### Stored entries
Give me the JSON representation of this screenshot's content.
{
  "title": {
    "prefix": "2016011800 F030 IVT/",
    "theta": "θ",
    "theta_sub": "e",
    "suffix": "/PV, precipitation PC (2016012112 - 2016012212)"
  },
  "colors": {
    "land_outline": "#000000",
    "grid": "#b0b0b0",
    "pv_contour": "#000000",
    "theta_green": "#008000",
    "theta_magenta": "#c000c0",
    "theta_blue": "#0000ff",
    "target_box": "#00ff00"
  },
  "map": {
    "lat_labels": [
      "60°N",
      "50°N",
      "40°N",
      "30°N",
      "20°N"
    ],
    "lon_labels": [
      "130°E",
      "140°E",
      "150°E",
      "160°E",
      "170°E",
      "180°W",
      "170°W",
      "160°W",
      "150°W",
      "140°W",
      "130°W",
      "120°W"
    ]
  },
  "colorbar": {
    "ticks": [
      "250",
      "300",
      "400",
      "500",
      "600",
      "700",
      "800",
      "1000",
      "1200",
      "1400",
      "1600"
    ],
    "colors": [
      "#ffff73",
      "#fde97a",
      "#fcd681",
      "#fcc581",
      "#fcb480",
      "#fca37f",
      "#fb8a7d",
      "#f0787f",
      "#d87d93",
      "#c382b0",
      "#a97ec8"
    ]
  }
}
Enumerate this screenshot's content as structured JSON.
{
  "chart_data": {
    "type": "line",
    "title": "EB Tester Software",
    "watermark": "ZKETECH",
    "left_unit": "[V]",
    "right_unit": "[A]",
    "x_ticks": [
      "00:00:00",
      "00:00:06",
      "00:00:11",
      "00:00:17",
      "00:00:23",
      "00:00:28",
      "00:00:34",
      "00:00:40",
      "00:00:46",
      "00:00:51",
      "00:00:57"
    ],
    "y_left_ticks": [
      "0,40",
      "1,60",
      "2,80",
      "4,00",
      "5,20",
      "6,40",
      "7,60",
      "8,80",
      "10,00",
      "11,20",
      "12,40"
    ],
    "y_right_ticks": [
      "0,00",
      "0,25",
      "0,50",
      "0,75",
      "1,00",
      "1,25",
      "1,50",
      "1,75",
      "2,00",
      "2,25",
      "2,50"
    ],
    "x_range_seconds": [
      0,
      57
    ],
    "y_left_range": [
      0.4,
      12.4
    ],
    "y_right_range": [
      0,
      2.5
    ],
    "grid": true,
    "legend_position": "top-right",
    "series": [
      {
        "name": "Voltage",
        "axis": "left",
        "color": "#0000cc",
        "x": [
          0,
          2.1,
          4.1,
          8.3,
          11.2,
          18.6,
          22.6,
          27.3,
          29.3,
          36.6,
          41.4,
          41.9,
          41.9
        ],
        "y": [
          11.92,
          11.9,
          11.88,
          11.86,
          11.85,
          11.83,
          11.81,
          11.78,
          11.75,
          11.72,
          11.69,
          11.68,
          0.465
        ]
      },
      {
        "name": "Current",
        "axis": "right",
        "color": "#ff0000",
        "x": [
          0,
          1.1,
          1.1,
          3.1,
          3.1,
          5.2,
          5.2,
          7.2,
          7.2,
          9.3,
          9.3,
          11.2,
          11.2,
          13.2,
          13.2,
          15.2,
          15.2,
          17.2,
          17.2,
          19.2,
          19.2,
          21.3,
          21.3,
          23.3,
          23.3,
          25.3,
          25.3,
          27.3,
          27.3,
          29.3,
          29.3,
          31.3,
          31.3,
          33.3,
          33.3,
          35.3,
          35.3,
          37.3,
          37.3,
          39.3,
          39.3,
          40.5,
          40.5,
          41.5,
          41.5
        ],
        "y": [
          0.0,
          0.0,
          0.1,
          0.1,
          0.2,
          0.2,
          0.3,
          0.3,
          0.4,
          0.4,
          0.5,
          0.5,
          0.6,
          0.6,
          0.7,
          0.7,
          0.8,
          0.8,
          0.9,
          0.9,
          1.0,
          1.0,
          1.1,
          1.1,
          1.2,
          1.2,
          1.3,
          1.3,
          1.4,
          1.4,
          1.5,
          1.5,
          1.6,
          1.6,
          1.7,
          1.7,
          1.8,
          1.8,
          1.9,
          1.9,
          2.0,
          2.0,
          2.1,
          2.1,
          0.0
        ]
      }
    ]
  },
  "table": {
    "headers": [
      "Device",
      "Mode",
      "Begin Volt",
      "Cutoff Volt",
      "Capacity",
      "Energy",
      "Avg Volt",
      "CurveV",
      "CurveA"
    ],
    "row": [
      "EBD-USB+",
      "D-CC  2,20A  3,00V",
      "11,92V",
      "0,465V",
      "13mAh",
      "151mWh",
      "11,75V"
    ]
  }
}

### Exercise directions
State how many lines in the records above contain the word "this", and give only that number.

### Task output
2